* _WHAT TO PRODUCE_
An exact copy of the records is required, minus the pictures they hold.

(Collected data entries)
_ _ _ _ _

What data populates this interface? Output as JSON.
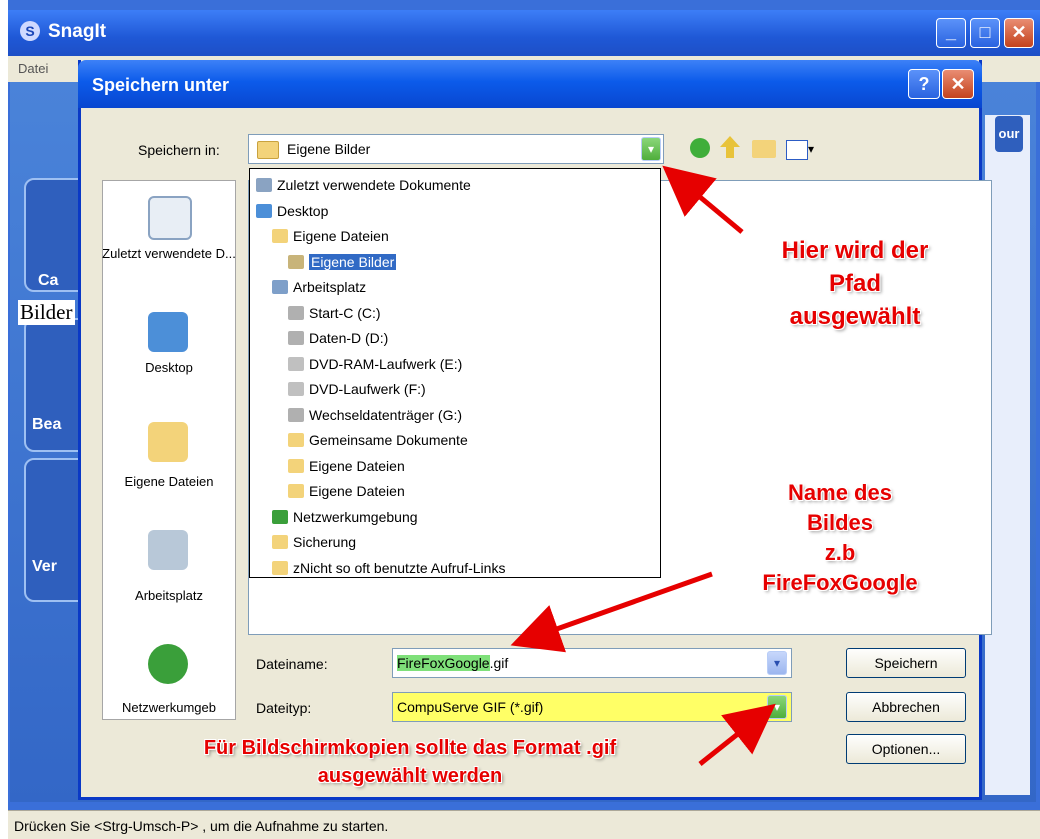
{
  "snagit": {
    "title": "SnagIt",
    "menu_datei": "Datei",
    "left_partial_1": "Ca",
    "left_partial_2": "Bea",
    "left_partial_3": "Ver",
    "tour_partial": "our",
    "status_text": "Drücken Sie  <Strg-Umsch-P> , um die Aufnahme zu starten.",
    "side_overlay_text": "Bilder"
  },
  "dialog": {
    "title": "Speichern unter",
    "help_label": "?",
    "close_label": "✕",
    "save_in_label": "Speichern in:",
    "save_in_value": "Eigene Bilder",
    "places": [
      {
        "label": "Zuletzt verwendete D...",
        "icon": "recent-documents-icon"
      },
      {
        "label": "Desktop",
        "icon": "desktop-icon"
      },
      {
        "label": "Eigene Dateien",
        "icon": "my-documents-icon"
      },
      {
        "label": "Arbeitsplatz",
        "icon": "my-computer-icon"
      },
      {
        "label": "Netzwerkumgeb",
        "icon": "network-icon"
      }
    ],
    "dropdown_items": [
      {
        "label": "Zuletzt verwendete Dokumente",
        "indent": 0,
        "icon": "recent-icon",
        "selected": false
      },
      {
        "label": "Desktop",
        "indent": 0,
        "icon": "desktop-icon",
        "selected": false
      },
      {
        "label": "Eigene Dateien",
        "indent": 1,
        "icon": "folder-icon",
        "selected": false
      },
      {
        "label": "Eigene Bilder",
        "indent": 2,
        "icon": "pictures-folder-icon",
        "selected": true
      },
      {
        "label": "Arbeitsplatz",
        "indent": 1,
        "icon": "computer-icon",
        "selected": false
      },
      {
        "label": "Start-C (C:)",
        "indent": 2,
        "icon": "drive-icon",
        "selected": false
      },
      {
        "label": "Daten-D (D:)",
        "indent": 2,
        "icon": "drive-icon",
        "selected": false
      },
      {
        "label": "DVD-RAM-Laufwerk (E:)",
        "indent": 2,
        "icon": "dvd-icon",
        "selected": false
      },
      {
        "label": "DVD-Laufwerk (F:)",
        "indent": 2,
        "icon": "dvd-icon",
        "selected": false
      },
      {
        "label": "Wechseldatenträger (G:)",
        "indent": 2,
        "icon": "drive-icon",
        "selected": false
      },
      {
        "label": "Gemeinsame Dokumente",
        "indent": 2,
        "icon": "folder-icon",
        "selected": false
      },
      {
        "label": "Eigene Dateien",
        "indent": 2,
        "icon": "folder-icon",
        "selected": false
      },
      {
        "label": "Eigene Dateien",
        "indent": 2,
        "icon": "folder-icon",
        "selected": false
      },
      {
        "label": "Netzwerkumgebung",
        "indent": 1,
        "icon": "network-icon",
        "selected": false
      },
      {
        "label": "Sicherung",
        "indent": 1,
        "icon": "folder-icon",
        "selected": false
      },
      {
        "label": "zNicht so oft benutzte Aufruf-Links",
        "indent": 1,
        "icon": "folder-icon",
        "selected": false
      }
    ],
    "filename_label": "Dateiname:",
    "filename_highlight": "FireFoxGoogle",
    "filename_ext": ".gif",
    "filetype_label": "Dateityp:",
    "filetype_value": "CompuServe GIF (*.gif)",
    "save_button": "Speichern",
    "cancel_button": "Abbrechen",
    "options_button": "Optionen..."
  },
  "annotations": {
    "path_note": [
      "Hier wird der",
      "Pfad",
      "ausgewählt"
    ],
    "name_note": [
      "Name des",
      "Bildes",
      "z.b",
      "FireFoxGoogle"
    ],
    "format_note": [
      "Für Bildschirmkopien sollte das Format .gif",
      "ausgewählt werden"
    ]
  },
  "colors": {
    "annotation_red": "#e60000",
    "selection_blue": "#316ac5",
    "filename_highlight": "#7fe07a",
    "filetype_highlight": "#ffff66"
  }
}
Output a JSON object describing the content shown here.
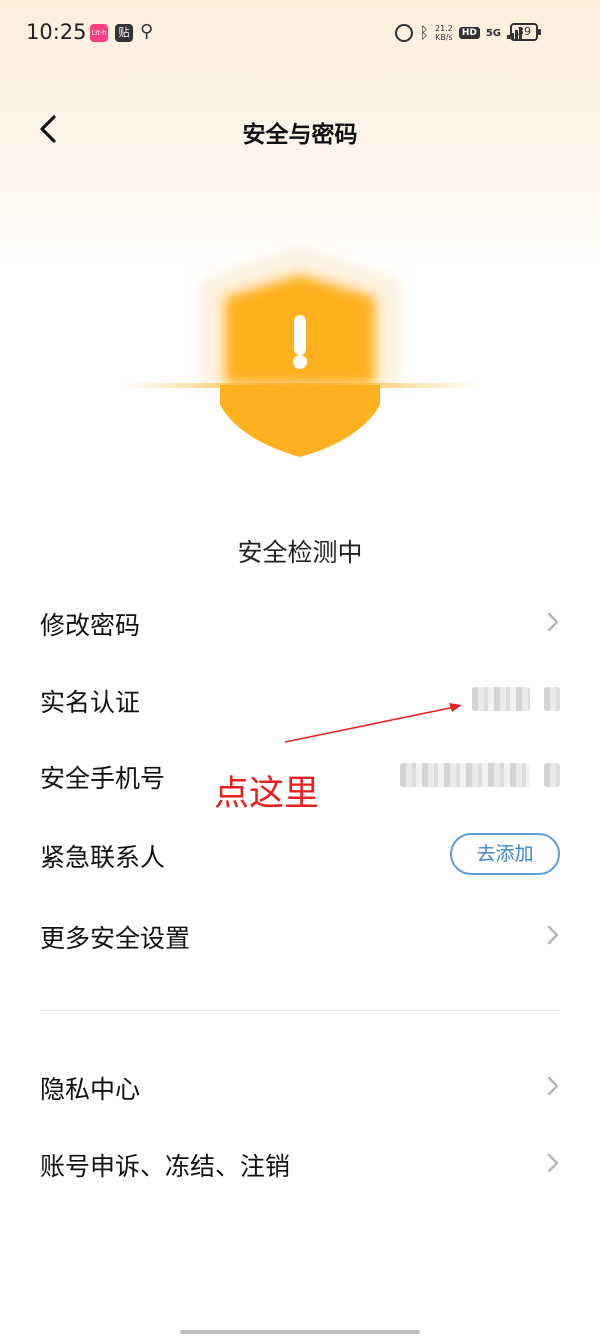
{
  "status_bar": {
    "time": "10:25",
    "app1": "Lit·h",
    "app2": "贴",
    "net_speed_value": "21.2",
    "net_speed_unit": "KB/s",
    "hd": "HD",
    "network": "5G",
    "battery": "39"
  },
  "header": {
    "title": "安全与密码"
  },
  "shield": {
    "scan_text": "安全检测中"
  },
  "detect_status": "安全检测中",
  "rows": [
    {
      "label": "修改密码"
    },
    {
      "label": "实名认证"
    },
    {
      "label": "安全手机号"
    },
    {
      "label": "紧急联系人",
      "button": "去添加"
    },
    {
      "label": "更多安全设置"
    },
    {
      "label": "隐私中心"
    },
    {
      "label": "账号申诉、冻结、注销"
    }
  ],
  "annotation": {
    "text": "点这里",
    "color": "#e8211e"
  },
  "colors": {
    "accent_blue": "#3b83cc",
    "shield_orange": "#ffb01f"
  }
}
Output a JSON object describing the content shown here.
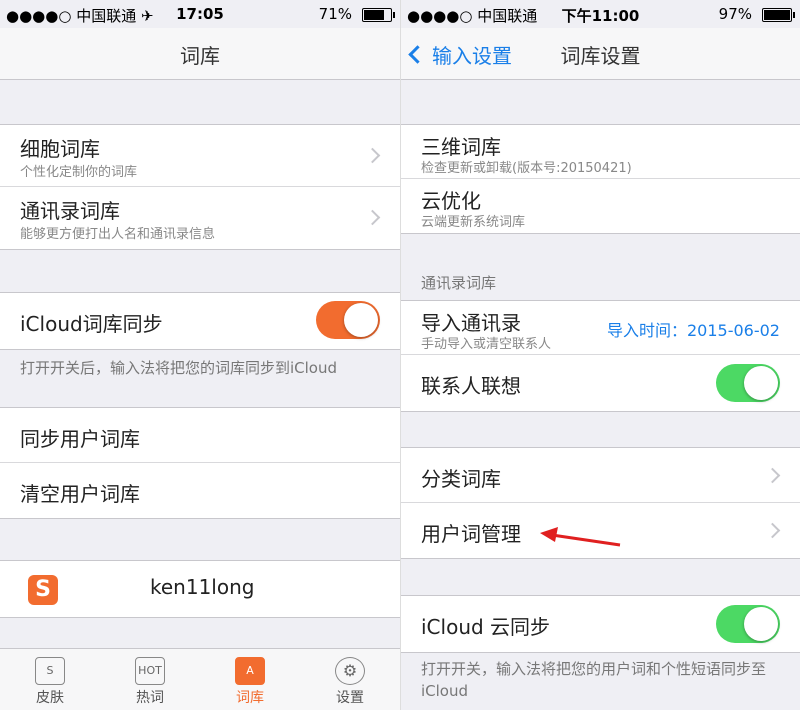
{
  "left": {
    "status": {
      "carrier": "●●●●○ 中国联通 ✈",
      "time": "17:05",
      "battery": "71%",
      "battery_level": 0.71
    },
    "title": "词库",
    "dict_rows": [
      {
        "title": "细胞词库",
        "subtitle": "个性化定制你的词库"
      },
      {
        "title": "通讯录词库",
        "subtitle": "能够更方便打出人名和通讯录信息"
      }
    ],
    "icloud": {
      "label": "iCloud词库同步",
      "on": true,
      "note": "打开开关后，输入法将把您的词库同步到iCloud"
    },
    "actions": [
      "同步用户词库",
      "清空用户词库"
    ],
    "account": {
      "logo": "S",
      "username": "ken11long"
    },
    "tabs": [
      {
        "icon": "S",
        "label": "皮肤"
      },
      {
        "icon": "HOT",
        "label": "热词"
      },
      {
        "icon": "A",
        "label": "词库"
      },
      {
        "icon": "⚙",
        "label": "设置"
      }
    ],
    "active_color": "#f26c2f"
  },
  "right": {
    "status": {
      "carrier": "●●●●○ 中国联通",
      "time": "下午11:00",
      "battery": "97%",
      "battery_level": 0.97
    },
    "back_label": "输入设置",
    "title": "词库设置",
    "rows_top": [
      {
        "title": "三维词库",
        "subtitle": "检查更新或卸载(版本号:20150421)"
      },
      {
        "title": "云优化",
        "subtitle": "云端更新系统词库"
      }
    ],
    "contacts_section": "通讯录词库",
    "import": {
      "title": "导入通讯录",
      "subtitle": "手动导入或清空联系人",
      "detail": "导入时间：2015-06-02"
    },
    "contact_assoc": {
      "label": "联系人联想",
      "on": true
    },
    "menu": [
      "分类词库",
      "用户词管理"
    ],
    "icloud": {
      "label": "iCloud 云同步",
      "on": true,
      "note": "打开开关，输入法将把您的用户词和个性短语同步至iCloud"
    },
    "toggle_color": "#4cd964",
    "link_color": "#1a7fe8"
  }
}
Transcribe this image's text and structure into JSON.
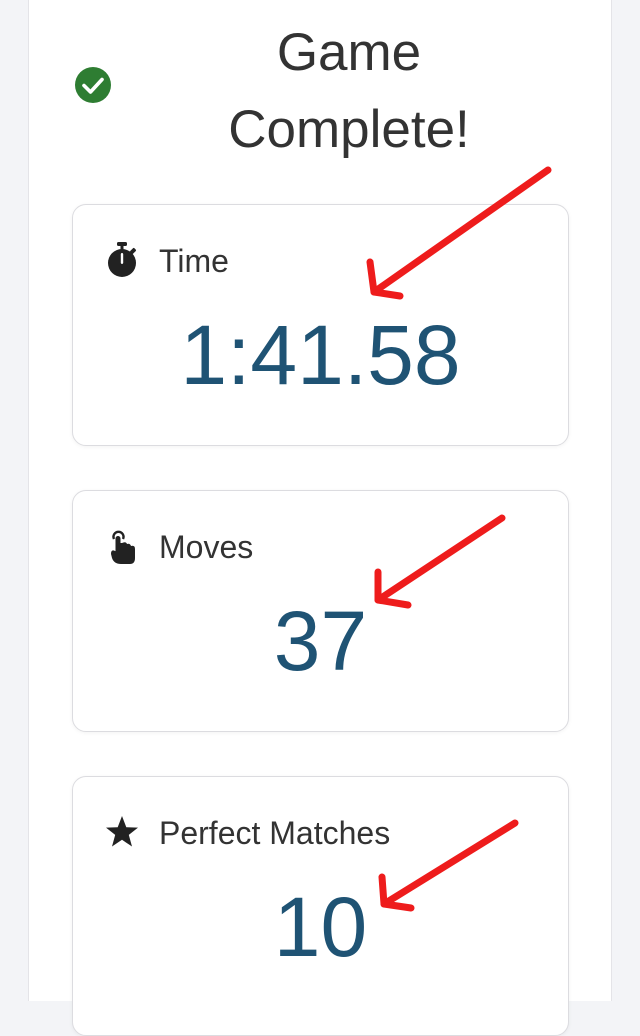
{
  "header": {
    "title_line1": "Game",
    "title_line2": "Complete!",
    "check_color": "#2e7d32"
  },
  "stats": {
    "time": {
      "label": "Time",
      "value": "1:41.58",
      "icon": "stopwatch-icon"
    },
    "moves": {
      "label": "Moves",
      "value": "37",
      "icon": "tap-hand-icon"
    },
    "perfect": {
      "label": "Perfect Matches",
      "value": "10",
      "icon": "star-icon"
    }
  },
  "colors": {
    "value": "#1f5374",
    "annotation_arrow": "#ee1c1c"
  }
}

_ _ _ _ _

* _RESULT OF THE TASK_
What data populates this interface? Output as JSON.
{
  "snagit": {
    "title": "SnagIt",
    "menu_datei": "Datei",
    "left_partial_1": "Ca",
    "left_partial_2": "Bea",
    "left_partial_3": "Ver",
    "tour_partial": "our",
    "status_text": "Drücken Sie  <Strg-Umsch-P> , um die Aufnahme zu starten.",
    "side_overlay_text": "Bilder"
  },
  "dialog": {
    "title": "Speichern unter",
    "help_label": "?",
    "close_label": "✕",
    "save_in_label": "Speichern in:",
    "save_in_value": "Eigene Bilder",
    "places": [
      {
        "label": "Zuletzt verwendete D...",
        "icon": "recent-documents-icon"
      },
      {
        "label": "Desktop",
        "icon": "desktop-icon"
      },
      {
        "label": "Eigene Dateien",
        "icon": "my-documents-icon"
      },
      {
        "label": "Arbeitsplatz",
        "icon": "my-computer-icon"
      },
      {
        "label": "Netzwerkumgeb",
        "icon": "network-icon"
      }
    ],
    "dropdown_items": [
      {
        "label": "Zuletzt verwendete Dokumente",
        "indent": 0,
        "icon": "recent-icon",
        "selected": false
      },
      {
        "label": "Desktop",
        "indent": 0,
        "icon": "desktop-icon",
        "selected": false
      },
      {
        "label": "Eigene Dateien",
        "indent": 1,
        "icon": "folder-icon",
        "selected": false
      },
      {
        "label": "Eigene Bilder",
        "indent": 2,
        "icon": "pictures-folder-icon",
        "selected": true
      },
      {
        "label": "Arbeitsplatz",
        "indent": 1,
        "icon": "computer-icon",
        "selected": false
      },
      {
        "label": "Start-C (C:)",
        "indent": 2,
        "icon": "drive-icon",
        "selected": false
      },
      {
        "label": "Daten-D (D:)",
        "indent": 2,
        "icon": "drive-icon",
        "selected": false
      },
      {
        "label": "DVD-RAM-Laufwerk (E:)",
        "indent": 2,
        "icon": "dvd-icon",
        "selected": false
      },
      {
        "label": "DVD-Laufwerk (F:)",
        "indent": 2,
        "icon": "dvd-icon",
        "selected": false
      },
      {
        "label": "Wechseldatenträger (G:)",
        "indent": 2,
        "icon": "drive-icon",
        "selected": false
      },
      {
        "label": "Gemeinsame Dokumente",
        "indent": 2,
        "icon": "folder-icon",
        "selected": false
      },
      {
        "label": "Eigene Dateien",
        "indent": 2,
        "icon": "folder-icon",
        "selected": false
      },
      {
        "label": "Eigene Dateien",
        "indent": 2,
        "icon": "folder-icon",
        "selected": false
      },
      {
        "label": "Netzwerkumgebung",
        "indent": 1,
        "icon": "network-icon",
        "selected": false
      },
      {
        "label": "Sicherung",
        "indent": 1,
        "icon": "folder-icon",
        "selected": false
      },
      {
        "label": "zNicht so oft benutzte Aufruf-Links",
        "indent": 1,
        "icon": "folder-icon",
        "selected": false
      }
    ],
    "filename_label": "Dateiname:",
    "filename_highlight": "FireFoxGoogle",
    "filename_ext": ".gif",
    "filetype_label": "Dateityp:",
    "filetype_value": "CompuServe GIF (*.gif)",
    "save_button": "Speichern",
    "cancel_button": "Abbrechen",
    "options_button": "Optionen..."
  },
  "annotations": {
    "path_note": [
      "Hier wird der",
      "Pfad",
      "ausgewählt"
    ],
    "name_note": [
      "Name des",
      "Bildes",
      "z.b",
      "FireFoxGoogle"
    ],
    "format_note": [
      "Für Bildschirmkopien sollte das Format .gif",
      "ausgewählt werden"
    ]
  },
  "colors": {
    "annotation_red": "#e60000",
    "selection_blue": "#316ac5",
    "filename_highlight": "#7fe07a",
    "filetype_highlight": "#ffff66"
  }
}
Output a JSON object describing the content shown here.
{
  "status_bar": {
    "time": "10:25",
    "app1": "Lit·h",
    "app2": "贴",
    "net_speed_value": "21.2",
    "net_speed_unit": "KB/s",
    "hd": "HD",
    "network": "5G",
    "battery": "39"
  },
  "header": {
    "title": "安全与密码"
  },
  "shield": {
    "scan_text": "安全检测中"
  },
  "detect_status": "安全检测中",
  "rows": [
    {
      "label": "修改密码"
    },
    {
      "label": "实名认证"
    },
    {
      "label": "安全手机号"
    },
    {
      "label": "紧急联系人",
      "button": "去添加"
    },
    {
      "label": "更多安全设置"
    },
    {
      "label": "隐私中心"
    },
    {
      "label": "账号申诉、冻结、注销"
    }
  ],
  "annotation": {
    "text": "点这里",
    "color": "#e8211e"
  },
  "colors": {
    "accent_blue": "#3b83cc",
    "shield_orange": "#ffb01f"
  }
}
Output a JSON object describing the content shown here.
{
  "left": {
    "status": {
      "carrier": "●●●●○ 中国联通 ✈",
      "time": "17:05",
      "battery": "71%",
      "battery_level": 0.71
    },
    "title": "词库",
    "dict_rows": [
      {
        "title": "细胞词库",
        "subtitle": "个性化定制你的词库"
      },
      {
        "title": "通讯录词库",
        "subtitle": "能够更方便打出人名和通讯录信息"
      }
    ],
    "icloud": {
      "label": "iCloud词库同步",
      "on": true,
      "note": "打开开关后，输入法将把您的词库同步到iCloud"
    },
    "actions": [
      "同步用户词库",
      "清空用户词库"
    ],
    "account": {
      "logo": "S",
      "username": "ken11long"
    },
    "tabs": [
      {
        "icon": "S",
        "label": "皮肤"
      },
      {
        "icon": "HOT",
        "label": "热词"
      },
      {
        "icon": "A",
        "label": "词库"
      },
      {
        "icon": "⚙",
        "label": "设置"
      }
    ],
    "active_color": "#f26c2f"
  },
  "right": {
    "status": {
      "carrier": "●●●●○ 中国联通",
      "time": "下午11:00",
      "battery": "97%",
      "battery_level": 0.97
    },
    "back_label": "输入设置",
    "title": "词库设置",
    "rows_top": [
      {
        "title": "三维词库",
        "subtitle": "检查更新或卸载(版本号:20150421)"
      },
      {
        "title": "云优化",
        "subtitle": "云端更新系统词库"
      }
    ],
    "contacts_section": "通讯录词库",
    "import": {
      "title": "导入通讯录",
      "subtitle": "手动导入或清空联系人",
      "detail": "导入时间：2015-06-02"
    },
    "contact_assoc": {
      "label": "联系人联想",
      "on": true
    },
    "menu": [
      "分类词库",
      "用户词管理"
    ],
    "icloud": {
      "label": "iCloud 云同步",
      "on": true,
      "note": "打开开关，输入法将把您的用户词和个性短语同步至iCloud"
    },
    "toggle_color": "#4cd964",
    "link_color": "#1a7fe8"
  }
}
Transcribe this image's text and structure into JSON.
{
  "header": {
    "title_line1": "Game",
    "title_line2": "Complete!",
    "check_color": "#2e7d32"
  },
  "stats": {
    "time": {
      "label": "Time",
      "value": "1:41.58",
      "icon": "stopwatch-icon"
    },
    "moves": {
      "label": "Moves",
      "value": "37",
      "icon": "tap-hand-icon"
    },
    "perfect": {
      "label": "Perfect Matches",
      "value": "10",
      "icon": "star-icon"
    }
  },
  "colors": {
    "value": "#1f5374",
    "annotation_arrow": "#ee1c1c"
  }
}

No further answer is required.